Task brief
Check every line below for the word "South" and copy each one that has it.
==========
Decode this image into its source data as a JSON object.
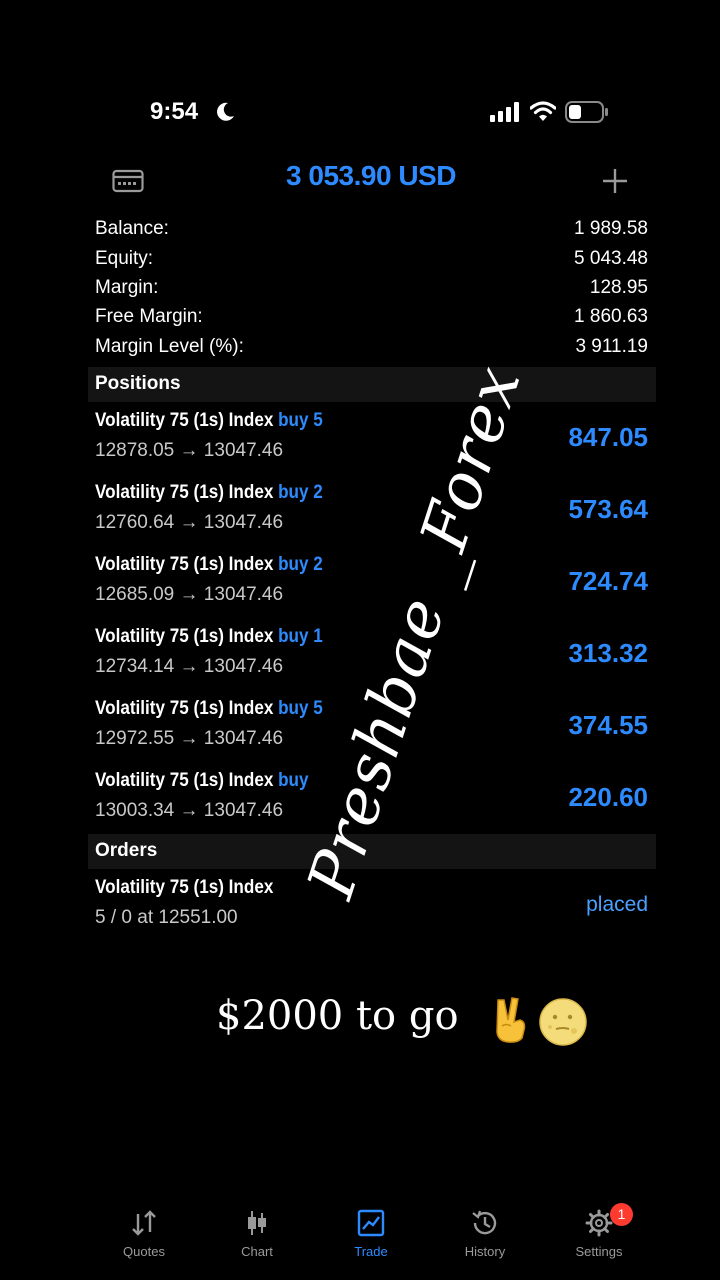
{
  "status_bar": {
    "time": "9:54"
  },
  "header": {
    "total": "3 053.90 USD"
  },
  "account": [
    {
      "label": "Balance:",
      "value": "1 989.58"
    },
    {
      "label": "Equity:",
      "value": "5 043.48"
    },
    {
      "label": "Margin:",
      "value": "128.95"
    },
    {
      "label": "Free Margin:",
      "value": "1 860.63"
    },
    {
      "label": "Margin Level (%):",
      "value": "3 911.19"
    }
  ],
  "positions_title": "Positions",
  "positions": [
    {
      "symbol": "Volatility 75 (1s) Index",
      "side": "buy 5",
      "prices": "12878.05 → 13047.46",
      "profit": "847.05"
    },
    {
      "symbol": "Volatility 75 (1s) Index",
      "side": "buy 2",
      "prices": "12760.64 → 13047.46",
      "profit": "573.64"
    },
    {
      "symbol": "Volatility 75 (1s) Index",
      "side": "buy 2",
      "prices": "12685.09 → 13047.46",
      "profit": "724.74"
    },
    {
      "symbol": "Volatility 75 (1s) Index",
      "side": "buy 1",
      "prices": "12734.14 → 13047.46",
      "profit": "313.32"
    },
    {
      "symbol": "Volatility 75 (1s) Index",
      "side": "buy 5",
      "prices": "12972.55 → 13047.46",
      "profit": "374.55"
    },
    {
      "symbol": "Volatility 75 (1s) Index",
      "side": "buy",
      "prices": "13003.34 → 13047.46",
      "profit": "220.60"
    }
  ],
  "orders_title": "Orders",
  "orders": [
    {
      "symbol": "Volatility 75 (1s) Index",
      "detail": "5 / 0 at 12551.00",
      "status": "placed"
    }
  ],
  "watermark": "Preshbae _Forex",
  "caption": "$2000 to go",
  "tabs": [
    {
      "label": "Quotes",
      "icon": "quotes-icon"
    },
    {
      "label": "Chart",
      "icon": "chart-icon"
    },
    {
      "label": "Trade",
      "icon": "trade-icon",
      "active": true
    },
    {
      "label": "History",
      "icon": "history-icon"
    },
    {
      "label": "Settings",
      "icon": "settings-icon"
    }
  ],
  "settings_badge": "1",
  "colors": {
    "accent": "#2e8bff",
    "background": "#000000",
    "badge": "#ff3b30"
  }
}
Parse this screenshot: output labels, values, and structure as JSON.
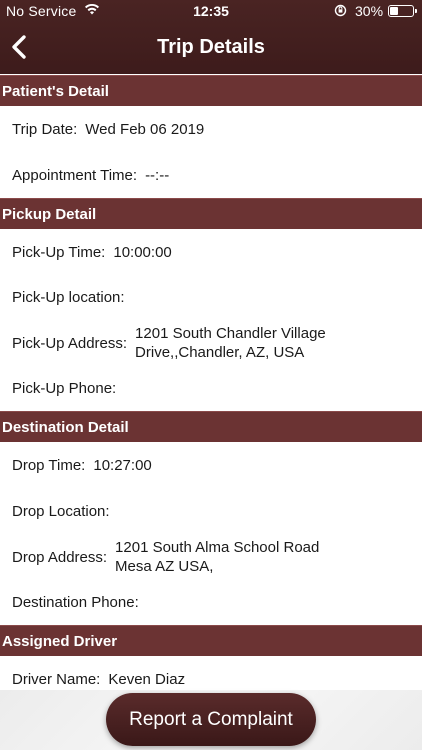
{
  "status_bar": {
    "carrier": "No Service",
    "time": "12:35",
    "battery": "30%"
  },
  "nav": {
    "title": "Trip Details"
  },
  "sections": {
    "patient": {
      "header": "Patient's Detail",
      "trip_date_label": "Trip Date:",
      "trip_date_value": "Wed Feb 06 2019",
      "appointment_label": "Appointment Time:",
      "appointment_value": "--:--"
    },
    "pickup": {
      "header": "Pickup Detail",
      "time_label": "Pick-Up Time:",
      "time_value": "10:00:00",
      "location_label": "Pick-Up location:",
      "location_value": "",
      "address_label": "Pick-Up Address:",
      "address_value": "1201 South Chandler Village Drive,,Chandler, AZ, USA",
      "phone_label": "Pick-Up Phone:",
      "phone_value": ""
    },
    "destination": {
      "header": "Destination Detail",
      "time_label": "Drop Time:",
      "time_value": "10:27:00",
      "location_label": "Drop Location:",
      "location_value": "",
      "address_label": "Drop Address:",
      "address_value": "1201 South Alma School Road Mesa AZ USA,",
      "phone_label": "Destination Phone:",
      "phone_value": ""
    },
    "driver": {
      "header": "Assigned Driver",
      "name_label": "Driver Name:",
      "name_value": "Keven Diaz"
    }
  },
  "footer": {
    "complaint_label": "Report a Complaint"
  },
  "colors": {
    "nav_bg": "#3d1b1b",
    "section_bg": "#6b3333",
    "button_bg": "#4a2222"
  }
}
==========
Response
      "address_value": "1201 South Chandler Village Drive,,Chandler, AZ, USA",
      "address_value": "1201 South Alma School Road Mesa AZ USA,",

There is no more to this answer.